## START Material provided
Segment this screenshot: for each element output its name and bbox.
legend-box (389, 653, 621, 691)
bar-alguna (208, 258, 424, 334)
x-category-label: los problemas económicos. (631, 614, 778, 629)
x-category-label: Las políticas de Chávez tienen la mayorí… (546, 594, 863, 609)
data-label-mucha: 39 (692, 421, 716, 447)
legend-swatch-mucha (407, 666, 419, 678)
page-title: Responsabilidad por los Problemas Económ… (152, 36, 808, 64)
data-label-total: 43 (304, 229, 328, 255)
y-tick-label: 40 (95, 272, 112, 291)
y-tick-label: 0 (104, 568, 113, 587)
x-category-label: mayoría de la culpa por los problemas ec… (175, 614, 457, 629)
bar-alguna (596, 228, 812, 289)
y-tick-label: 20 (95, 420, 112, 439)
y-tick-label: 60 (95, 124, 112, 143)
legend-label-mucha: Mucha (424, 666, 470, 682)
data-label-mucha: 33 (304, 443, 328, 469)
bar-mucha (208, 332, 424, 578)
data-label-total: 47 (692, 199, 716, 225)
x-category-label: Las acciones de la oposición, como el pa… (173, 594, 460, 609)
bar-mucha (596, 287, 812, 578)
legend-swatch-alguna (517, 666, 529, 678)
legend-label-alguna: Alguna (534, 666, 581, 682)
## END Material provided
Copy every line of the records above, character for character, with nothing added or left out.

Segment this screenshot: for each element output its name and bbox.
legend-box (389, 653, 621, 691)
bar-alguna (208, 258, 424, 334)
x-category-label: los problemas económicos. (631, 614, 778, 629)
x-category-label: Las políticas de Chávez tienen la mayorí… (546, 594, 863, 609)
data-label-mucha: 39 (692, 421, 716, 447)
legend-swatch-mucha (407, 666, 419, 678)
page-title: Responsabilidad por los Problemas Económ… (152, 36, 808, 64)
data-label-total: 43 (304, 229, 328, 255)
y-tick-label: 40 (95, 272, 112, 291)
y-tick-label: 0 (104, 568, 113, 587)
x-category-label: mayoría de la culpa por los problemas ec… (175, 614, 457, 629)
bar-alguna (596, 228, 812, 289)
y-tick-label: 20 (95, 420, 112, 439)
y-tick-label: 60 (95, 124, 112, 143)
legend-label-mucha: Mucha (424, 666, 470, 682)
data-label-mucha: 33 (304, 443, 328, 469)
bar-mucha (208, 332, 424, 578)
data-label-total: 47 (692, 199, 716, 225)
x-category-label: Las acciones de la oposición, como el pa… (173, 594, 460, 609)
bar-mucha (596, 287, 812, 578)
legend-swatch-alguna (517, 666, 529, 678)
legend-label-alguna: Alguna (534, 666, 581, 682)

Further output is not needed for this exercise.